In implementing a structure for a particular business acquisition, the Company may become a party to a merger, consolidation, reorganization, joint venture, or licensing agreement with another corporation or entity.
It is anticipated that any securities issued in any such business combination would be issued in reliance upon exemption from registration under applicable federal and state securities laws. In some circumstances, however, as a negotiated element of its transaction, the Company may agree to register all or a part of such securities immediately after the transaction is consummated or at specified times thereafter. If such registration occurs, it will be undertaken by the surviving entity after the Company has entered into an agreement for a business combination or has consummated a business combination. The issuance of additional securities and their potential sale into any trading market which may develop in the Company’s securities may depress the market value of the Company’s securities in the future if such a market develops, of which there is no assurance. However, if the Company cannot effect a non-cash acquisition, the Company may have to raise funds from a private offering of its securities under Rule 506 of Regulation D. There is no assurance the Company would obtain any such equity funding.

MATERIAL SHOWN:
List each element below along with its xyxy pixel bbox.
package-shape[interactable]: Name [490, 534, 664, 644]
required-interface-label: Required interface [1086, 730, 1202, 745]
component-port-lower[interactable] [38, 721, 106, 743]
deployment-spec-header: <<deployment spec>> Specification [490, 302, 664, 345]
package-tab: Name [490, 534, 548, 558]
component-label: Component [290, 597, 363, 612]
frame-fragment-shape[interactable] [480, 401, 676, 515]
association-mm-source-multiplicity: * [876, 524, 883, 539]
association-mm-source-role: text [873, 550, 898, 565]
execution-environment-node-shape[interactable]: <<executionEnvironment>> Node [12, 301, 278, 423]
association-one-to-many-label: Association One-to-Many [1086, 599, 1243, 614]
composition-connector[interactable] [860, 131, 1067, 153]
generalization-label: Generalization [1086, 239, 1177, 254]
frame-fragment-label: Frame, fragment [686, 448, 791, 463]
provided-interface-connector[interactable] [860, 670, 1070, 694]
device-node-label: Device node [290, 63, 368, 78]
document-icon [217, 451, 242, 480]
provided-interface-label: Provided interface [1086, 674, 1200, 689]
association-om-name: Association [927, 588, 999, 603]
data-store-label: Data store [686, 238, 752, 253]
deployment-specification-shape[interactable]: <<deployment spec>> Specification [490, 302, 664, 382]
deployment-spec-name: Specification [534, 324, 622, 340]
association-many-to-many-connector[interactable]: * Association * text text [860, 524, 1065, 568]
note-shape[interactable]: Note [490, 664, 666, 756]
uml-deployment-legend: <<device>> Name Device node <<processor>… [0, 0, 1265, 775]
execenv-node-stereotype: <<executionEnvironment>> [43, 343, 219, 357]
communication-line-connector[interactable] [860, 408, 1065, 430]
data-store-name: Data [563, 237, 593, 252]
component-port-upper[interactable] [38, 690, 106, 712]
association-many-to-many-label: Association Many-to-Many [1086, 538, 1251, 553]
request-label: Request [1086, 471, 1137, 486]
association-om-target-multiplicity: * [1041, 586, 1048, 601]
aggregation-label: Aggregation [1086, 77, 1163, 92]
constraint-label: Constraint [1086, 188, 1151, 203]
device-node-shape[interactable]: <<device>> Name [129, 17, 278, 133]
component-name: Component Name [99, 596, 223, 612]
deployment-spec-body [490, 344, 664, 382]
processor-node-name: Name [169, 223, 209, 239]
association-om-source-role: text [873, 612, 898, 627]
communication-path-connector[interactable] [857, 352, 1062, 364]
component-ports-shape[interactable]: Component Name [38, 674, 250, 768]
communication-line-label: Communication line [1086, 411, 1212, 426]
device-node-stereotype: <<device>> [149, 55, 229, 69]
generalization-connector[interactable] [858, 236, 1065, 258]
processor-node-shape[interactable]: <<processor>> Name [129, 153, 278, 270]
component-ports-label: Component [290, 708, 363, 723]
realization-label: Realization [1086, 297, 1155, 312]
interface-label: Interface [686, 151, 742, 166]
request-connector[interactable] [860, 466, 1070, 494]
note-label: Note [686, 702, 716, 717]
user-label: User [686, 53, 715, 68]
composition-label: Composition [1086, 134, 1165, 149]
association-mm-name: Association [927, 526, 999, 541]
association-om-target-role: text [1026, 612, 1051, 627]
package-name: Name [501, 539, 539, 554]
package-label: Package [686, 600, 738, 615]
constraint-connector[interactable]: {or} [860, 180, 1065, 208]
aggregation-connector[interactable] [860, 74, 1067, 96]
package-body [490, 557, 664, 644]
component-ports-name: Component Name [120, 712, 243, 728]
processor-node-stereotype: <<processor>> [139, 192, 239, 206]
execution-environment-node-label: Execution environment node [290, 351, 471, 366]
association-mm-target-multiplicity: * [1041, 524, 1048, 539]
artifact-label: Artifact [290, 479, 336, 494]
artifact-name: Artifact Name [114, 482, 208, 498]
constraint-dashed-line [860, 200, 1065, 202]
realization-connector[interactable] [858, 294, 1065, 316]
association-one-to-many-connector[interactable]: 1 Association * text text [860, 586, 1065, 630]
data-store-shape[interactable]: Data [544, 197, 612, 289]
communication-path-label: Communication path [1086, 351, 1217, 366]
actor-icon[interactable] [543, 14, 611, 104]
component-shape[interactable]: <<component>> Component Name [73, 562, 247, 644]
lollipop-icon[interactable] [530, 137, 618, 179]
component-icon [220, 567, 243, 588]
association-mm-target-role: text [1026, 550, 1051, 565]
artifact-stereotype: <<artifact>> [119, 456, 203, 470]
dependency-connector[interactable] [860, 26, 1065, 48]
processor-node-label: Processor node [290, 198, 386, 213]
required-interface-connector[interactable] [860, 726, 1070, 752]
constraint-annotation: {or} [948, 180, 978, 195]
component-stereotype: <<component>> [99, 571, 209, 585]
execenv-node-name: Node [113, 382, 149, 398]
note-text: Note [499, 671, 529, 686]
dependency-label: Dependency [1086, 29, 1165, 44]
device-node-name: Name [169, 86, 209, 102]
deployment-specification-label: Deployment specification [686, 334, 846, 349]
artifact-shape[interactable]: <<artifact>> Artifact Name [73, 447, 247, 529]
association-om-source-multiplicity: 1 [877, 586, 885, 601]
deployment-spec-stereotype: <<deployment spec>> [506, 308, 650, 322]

TASK SET:
- A) According to the passage on business acquisitions, under what rule might the Company raise funds through a private offering if it cannot effect a non-cash acquisition?
- B) List every type of agreement that the passage on business acquisitions says the Company may become a party to with another corporation or entity.
- C) Does each statement below agree with the passage on business acquisitions? Answer yes or no for each, and quote the passage's deciding words.
(i) Securities issued in a business combination are expected to rely on an exemption from registration.
(ii) Any registration of securities would be undertaken by the Company before it enters into an agreement for a business combination.
(iii) The Company is assured of obtaining equity funding.

SET OF ANSWERS:
- A) Rule 506 of Regulation D.

- B)
- Merger
- Consolidation
- Reorganization
- Joint venture
- Licensing agreement

- C)
(i) Yes: "It is anticipated that any securities issued in any such business combination would be issued in reliance upon exemption from registration under applicable federal and state securities laws."
(ii) No: "it will be undertaken by the surviving entity after the Company has entered into an agreement for a business combination or has consummated a business combination."
(iii) No: "There is no assurance the Company would obtain any such equity funding."